*Items from a data source*:
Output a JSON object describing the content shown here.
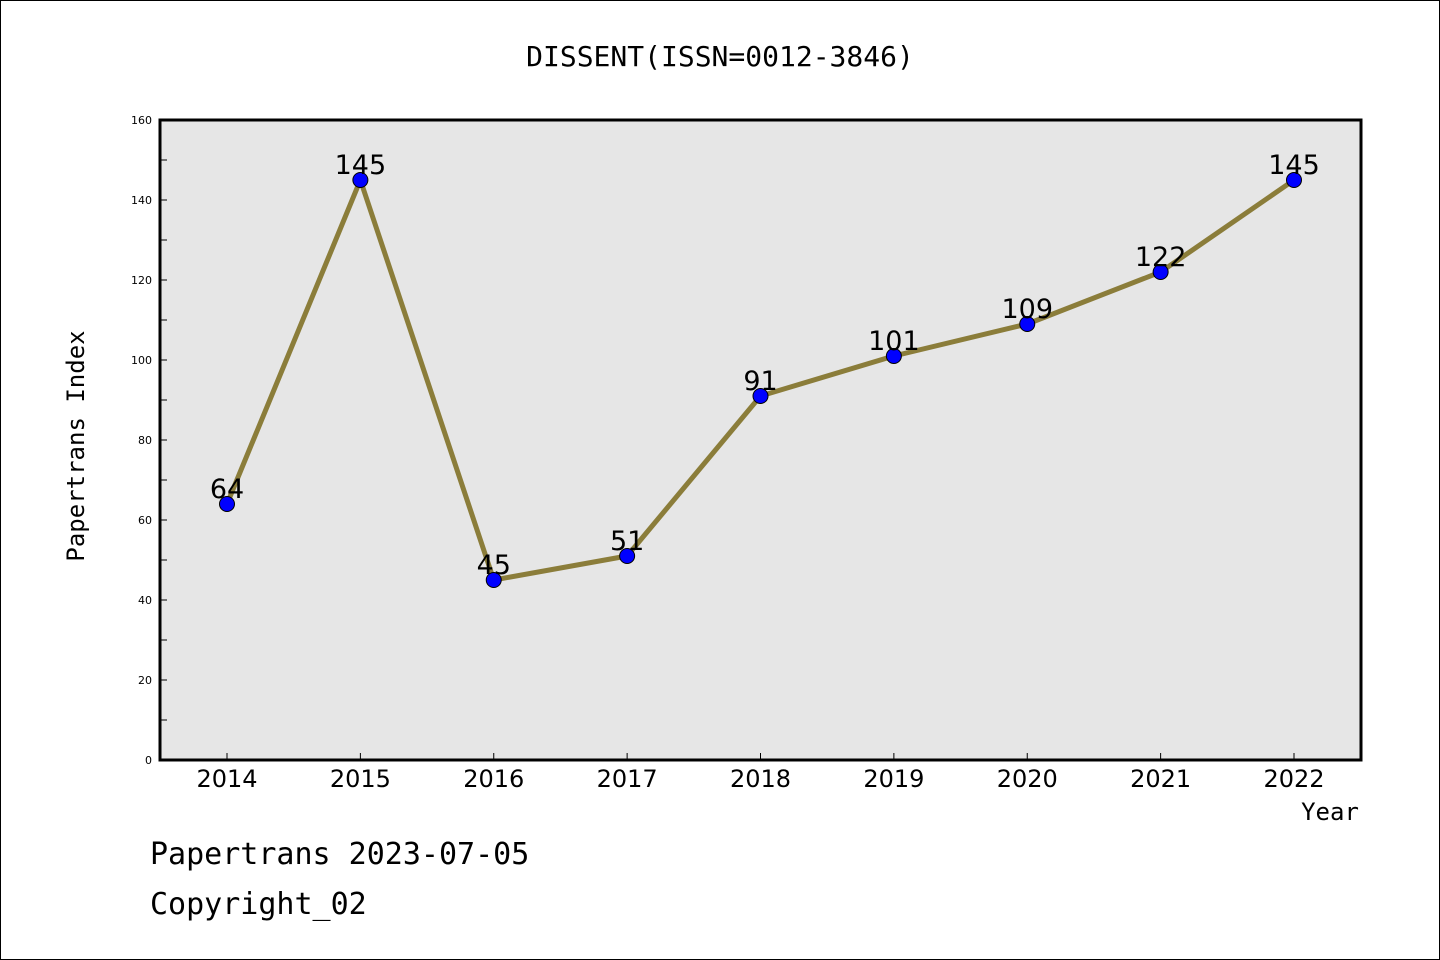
{
  "chart_data": {
    "type": "line",
    "title": "DISSENT(ISSN=0012-3846)",
    "xlabel": "Year",
    "ylabel": "Papertrans Index",
    "categories": [
      "2014",
      "2015",
      "2016",
      "2017",
      "2018",
      "2019",
      "2020",
      "2021",
      "2022"
    ],
    "values": [
      64,
      145,
      45,
      51,
      91,
      101,
      109,
      122,
      145
    ],
    "ylim": [
      0,
      160
    ],
    "yticks": [
      "0",
      "20",
      "40",
      "60",
      "80",
      "100",
      "120",
      "140",
      "160"
    ],
    "grid": false,
    "line_color": "#8b7d3a",
    "marker_color": "#0000ff",
    "plot_background": "#e6e6e6"
  },
  "footer": {
    "line1": "Papertrans 2023-07-05",
    "line2": "Copyright_02"
  }
}
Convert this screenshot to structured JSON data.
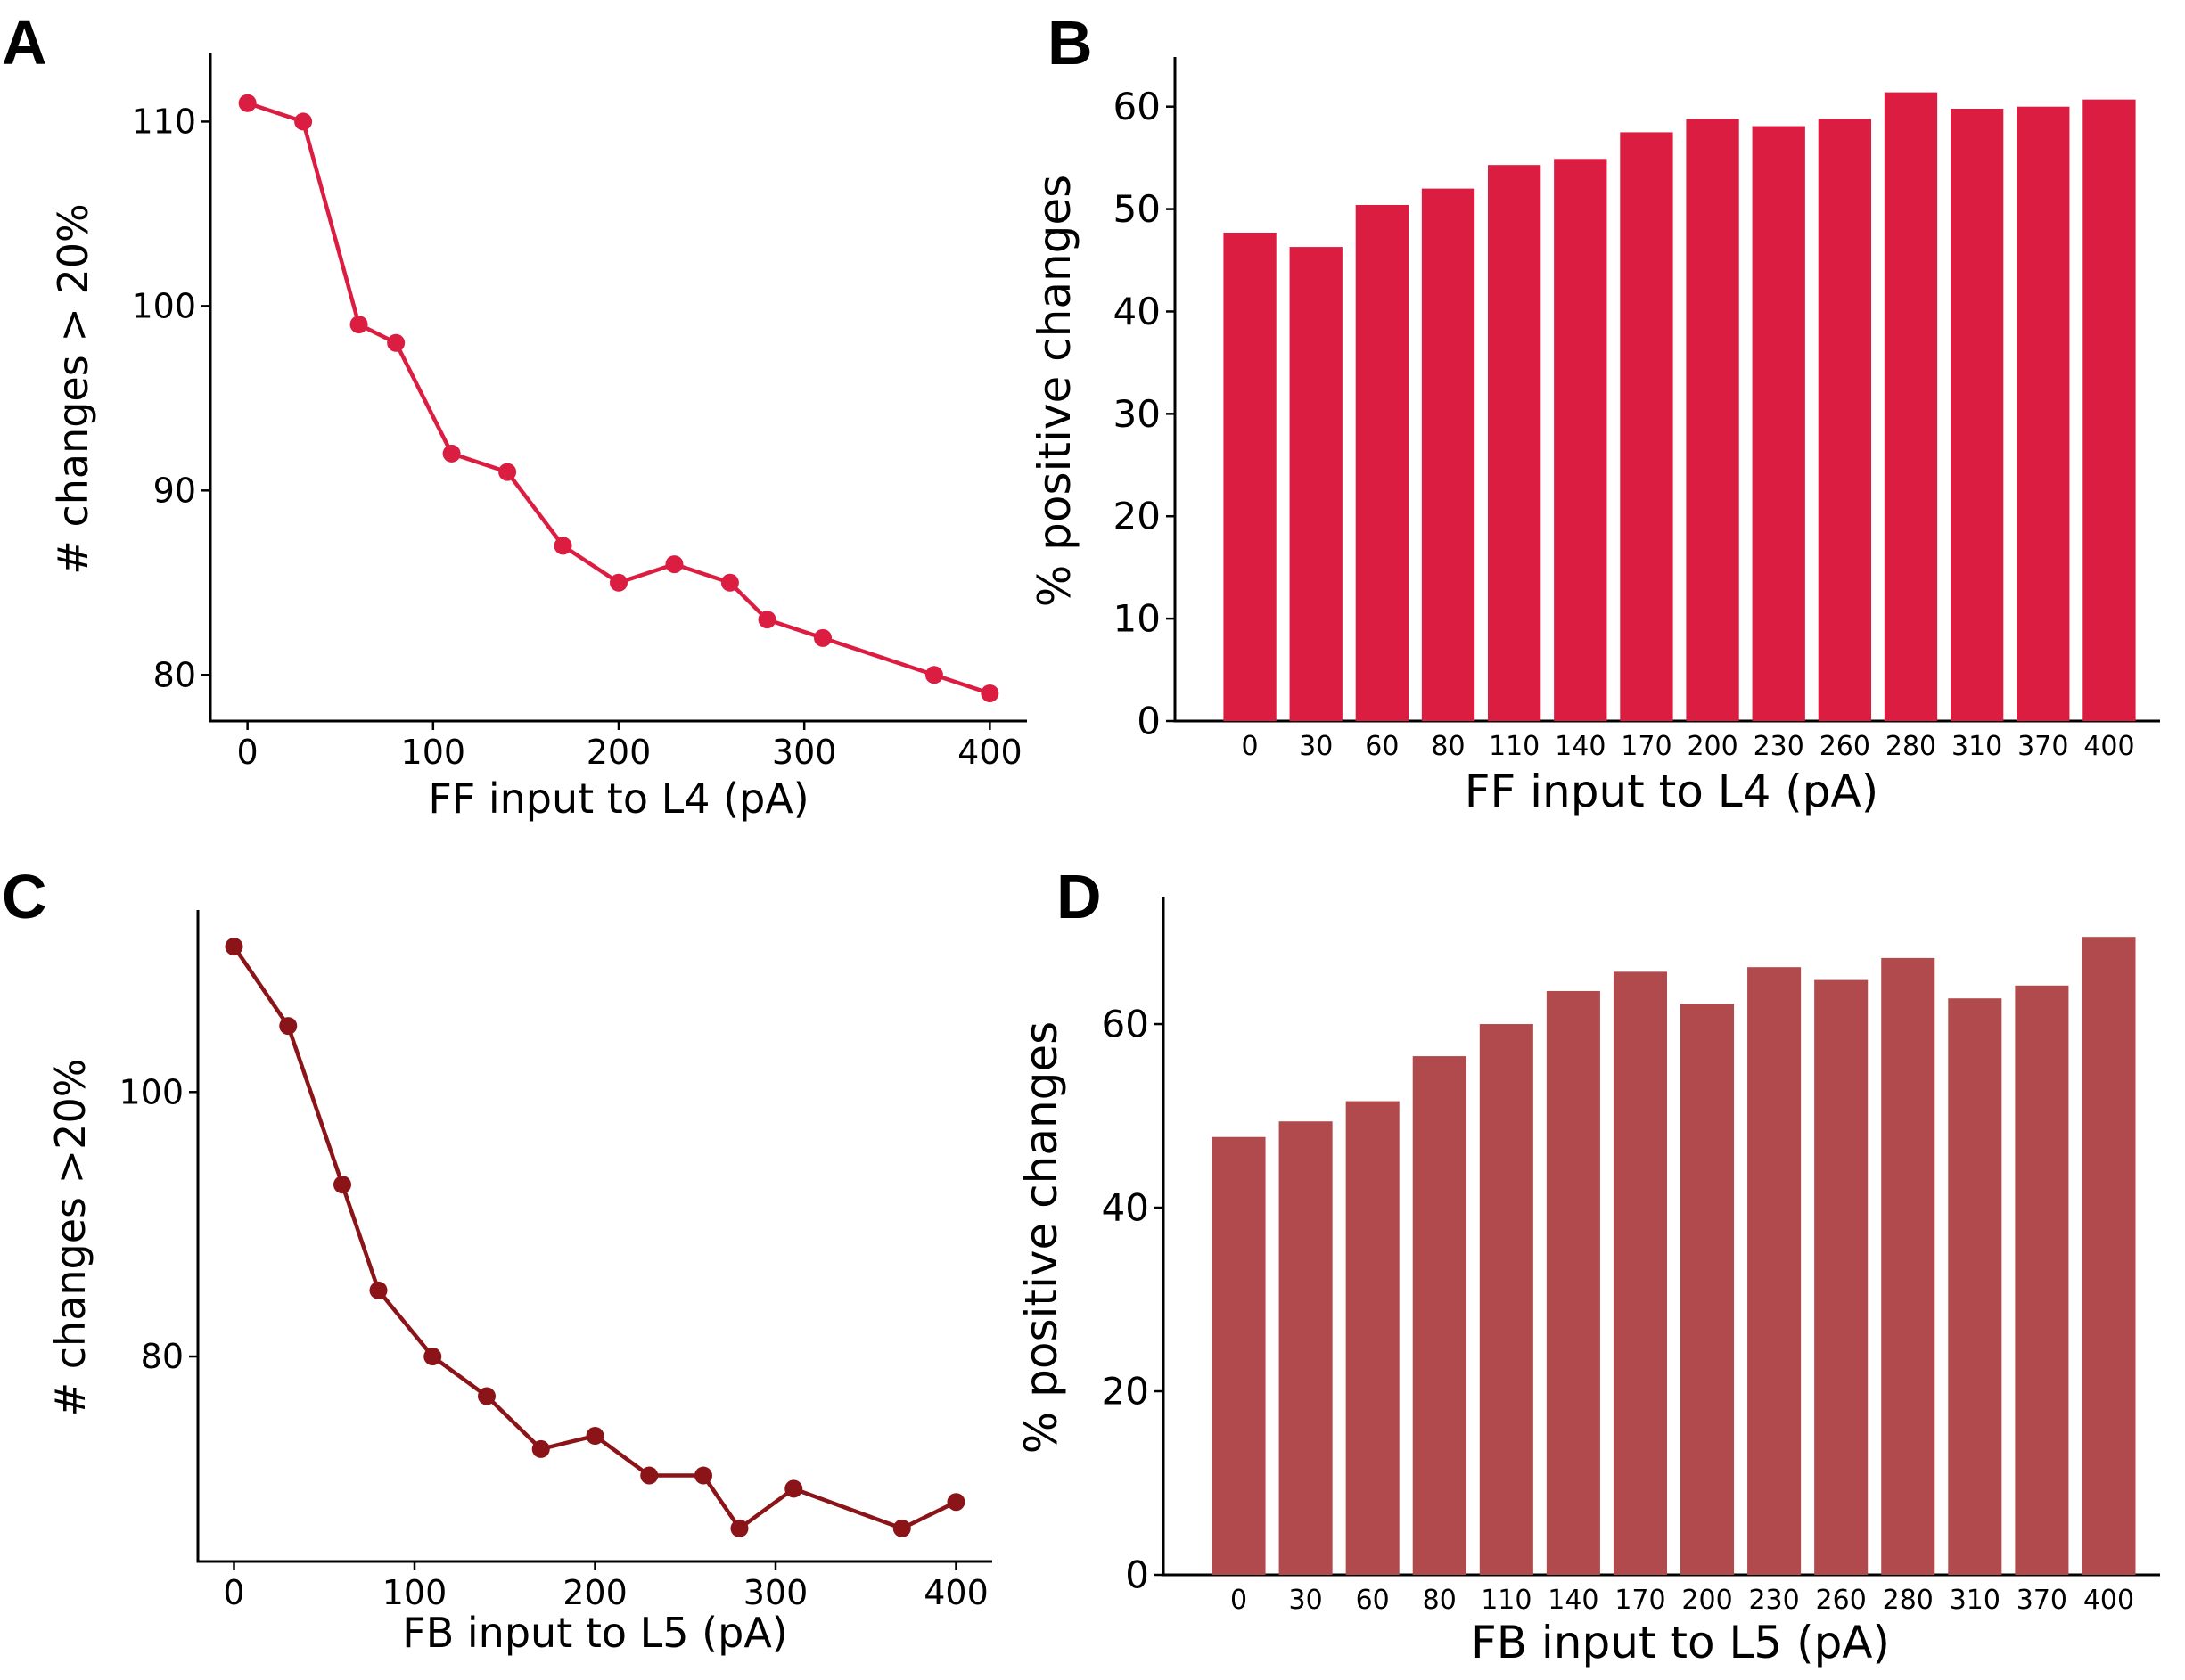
{
  "chart_data": [
    {
      "panel": "A",
      "type": "line",
      "color": "#dc1d42",
      "x": [
        0,
        30,
        60,
        80,
        110,
        140,
        170,
        200,
        230,
        260,
        280,
        310,
        370,
        400
      ],
      "y": [
        111,
        110,
        99,
        98,
        92,
        91,
        87,
        85,
        86,
        85,
        83,
        82,
        80,
        79
      ],
      "xlabel": "FF input to L4 (pA)",
      "ylabel": "# changes > 20%",
      "xticks": [
        0,
        100,
        200,
        300,
        400
      ],
      "yticks": [
        80,
        90,
        100,
        110
      ],
      "xlim": [
        -20,
        420
      ],
      "ylim": [
        77.5,
        113.5
      ],
      "grid": false
    },
    {
      "panel": "B",
      "type": "bar",
      "color": "#dc1d42",
      "categories": [
        "0",
        "30",
        "60",
        "80",
        "110",
        "140",
        "170",
        "200",
        "230",
        "260",
        "280",
        "310",
        "370",
        "400"
      ],
      "values": [
        47.7,
        46.3,
        50.4,
        52,
        54.3,
        54.9,
        57.5,
        58.8,
        58.1,
        58.8,
        61.4,
        59.8,
        60,
        60.7
      ],
      "xlabel": "FF input to L4 (pA)",
      "ylabel": "% positive changes",
      "yticks": [
        0,
        10,
        20,
        30,
        40,
        50,
        60
      ],
      "ylim": [
        0,
        64.5
      ],
      "grid": false
    },
    {
      "panel": "C",
      "type": "line",
      "color": "#8b1418",
      "x": [
        0,
        30,
        60,
        80,
        110,
        140,
        170,
        200,
        230,
        260,
        280,
        310,
        370,
        400
      ],
      "y": [
        111,
        105,
        93,
        85,
        80,
        77,
        73,
        74,
        71,
        71,
        67,
        70,
        67,
        69
      ],
      "xlabel": "FB input to L5 (pA)",
      "ylabel": "# changes >20%",
      "xticks": [
        0,
        100,
        200,
        300,
        400
      ],
      "yticks": [
        80,
        100
      ],
      "xlim": [
        -20,
        420
      ],
      "ylim": [
        64.5,
        113.5
      ],
      "grid": false
    },
    {
      "panel": "D",
      "type": "bar",
      "color": "#b04a4c",
      "categories": [
        "0",
        "30",
        "60",
        "80",
        "110",
        "140",
        "170",
        "200",
        "230",
        "260",
        "280",
        "310",
        "370",
        "400"
      ],
      "values": [
        47.7,
        49.4,
        51.6,
        56.5,
        60,
        63.6,
        65.7,
        62.2,
        66.2,
        64.8,
        67.2,
        62.8,
        64.2,
        69.5
      ],
      "xlabel": "FB input to L5 (pA)",
      "ylabel": "% positive changes",
      "yticks": [
        0,
        20,
        40,
        60
      ],
      "ylim": [
        0,
        73.5
      ],
      "grid": false
    }
  ]
}
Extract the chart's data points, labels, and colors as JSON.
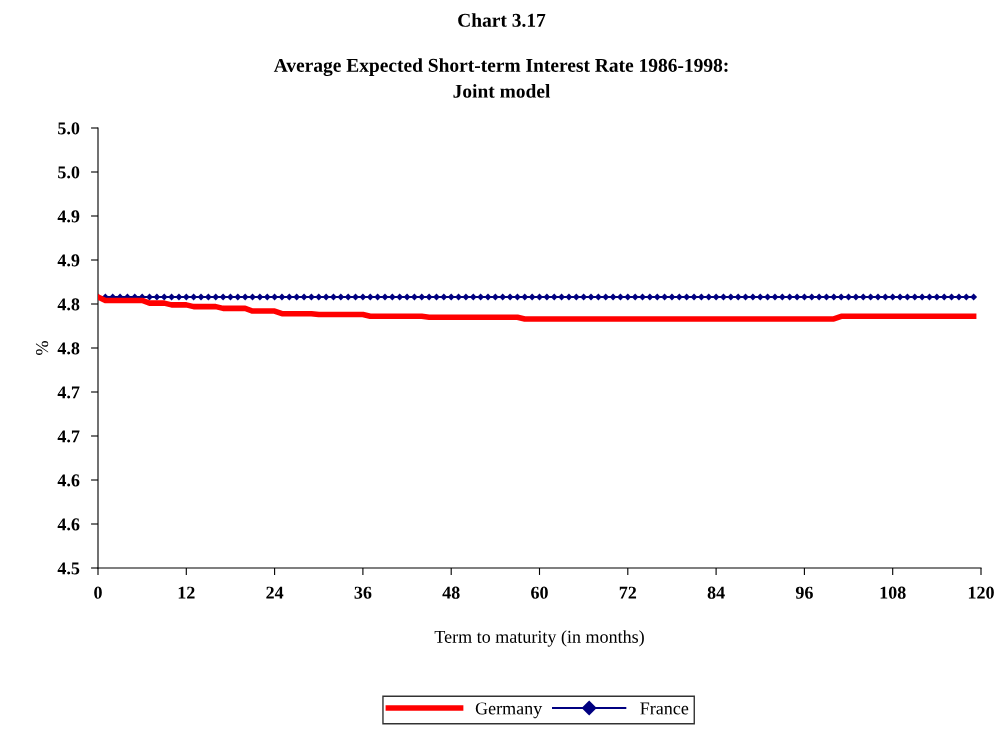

*Exercise goal*: Will you restate every entry word for word and omit the images?

*Full solution*:
Output a JSON object describing the content shown here.
{
  "chart_data": {
    "type": "line",
    "title": "DISSENT(ISSN=0012-3846)",
    "xlabel": "Year",
    "ylabel": "Papertrans Index",
    "categories": [
      "2014",
      "2015",
      "2016",
      "2017",
      "2018",
      "2019",
      "2020",
      "2021",
      "2022"
    ],
    "values": [
      64,
      145,
      45,
      51,
      91,
      101,
      109,
      122,
      145
    ],
    "ylim": [
      0,
      160
    ],
    "yticks": [
      "0",
      "20",
      "40",
      "60",
      "80",
      "100",
      "120",
      "140",
      "160"
    ],
    "grid": false,
    "line_color": "#8b7d3a",
    "marker_color": "#0000ff",
    "plot_background": "#e6e6e6"
  },
  "footer": {
    "line1": "Papertrans 2023-07-05",
    "line2": "Copyright_02"
  }
}
Convert this screenshot to structured JSON data.
{
  "chart_data": [
    {
      "panel": "A",
      "type": "line",
      "color": "#dc1d42",
      "x": [
        0,
        30,
        60,
        80,
        110,
        140,
        170,
        200,
        230,
        260,
        280,
        310,
        370,
        400
      ],
      "y": [
        111,
        110,
        99,
        98,
        92,
        91,
        87,
        85,
        86,
        85,
        83,
        82,
        80,
        79
      ],
      "xlabel": "FF input to L4 (pA)",
      "ylabel": "# changes > 20%",
      "xticks": [
        0,
        100,
        200,
        300,
        400
      ],
      "yticks": [
        80,
        90,
        100,
        110
      ],
      "xlim": [
        -20,
        420
      ],
      "ylim": [
        77.5,
        113.5
      ],
      "grid": false
    },
    {
      "panel": "B",
      "type": "bar",
      "color": "#dc1d42",
      "categories": [
        "0",
        "30",
        "60",
        "80",
        "110",
        "140",
        "170",
        "200",
        "230",
        "260",
        "280",
        "310",
        "370",
        "400"
      ],
      "values": [
        47.7,
        46.3,
        50.4,
        52,
        54.3,
        54.9,
        57.5,
        58.8,
        58.1,
        58.8,
        61.4,
        59.8,
        60,
        60.7
      ],
      "xlabel": "FF input to L4 (pA)",
      "ylabel": "% positive changes",
      "yticks": [
        0,
        10,
        20,
        30,
        40,
        50,
        60
      ],
      "ylim": [
        0,
        64.5
      ],
      "grid": false
    },
    {
      "panel": "C",
      "type": "line",
      "color": "#8b1418",
      "x": [
        0,
        30,
        60,
        80,
        110,
        140,
        170,
        200,
        230,
        260,
        280,
        310,
        370,
        400
      ],
      "y": [
        111,
        105,
        93,
        85,
        80,
        77,
        73,
        74,
        71,
        71,
        67,
        70,
        67,
        69
      ],
      "xlabel": "FB input to L5 (pA)",
      "ylabel": "# changes >20%",
      "xticks": [
        0,
        100,
        200,
        300,
        400
      ],
      "yticks": [
        80,
        100
      ],
      "xlim": [
        -20,
        420
      ],
      "ylim": [
        64.5,
        113.5
      ],
      "grid": false
    },
    {
      "panel": "D",
      "type": "bar",
      "color": "#b04a4c",
      "categories": [
        "0",
        "30",
        "60",
        "80",
        "110",
        "140",
        "170",
        "200",
        "230",
        "260",
        "280",
        "310",
        "370",
        "400"
      ],
      "values": [
        47.7,
        49.4,
        51.6,
        56.5,
        60,
        63.6,
        65.7,
        62.2,
        66.2,
        64.8,
        67.2,
        62.8,
        64.2,
        69.5
      ],
      "xlabel": "FB input to L5 (pA)",
      "ylabel": "% positive changes",
      "yticks": [
        0,
        20,
        40,
        60
      ],
      "ylim": [
        0,
        73.5
      ],
      "grid": false
    }
  ]
}
Extract the chart's data points, labels, and colors as JSON.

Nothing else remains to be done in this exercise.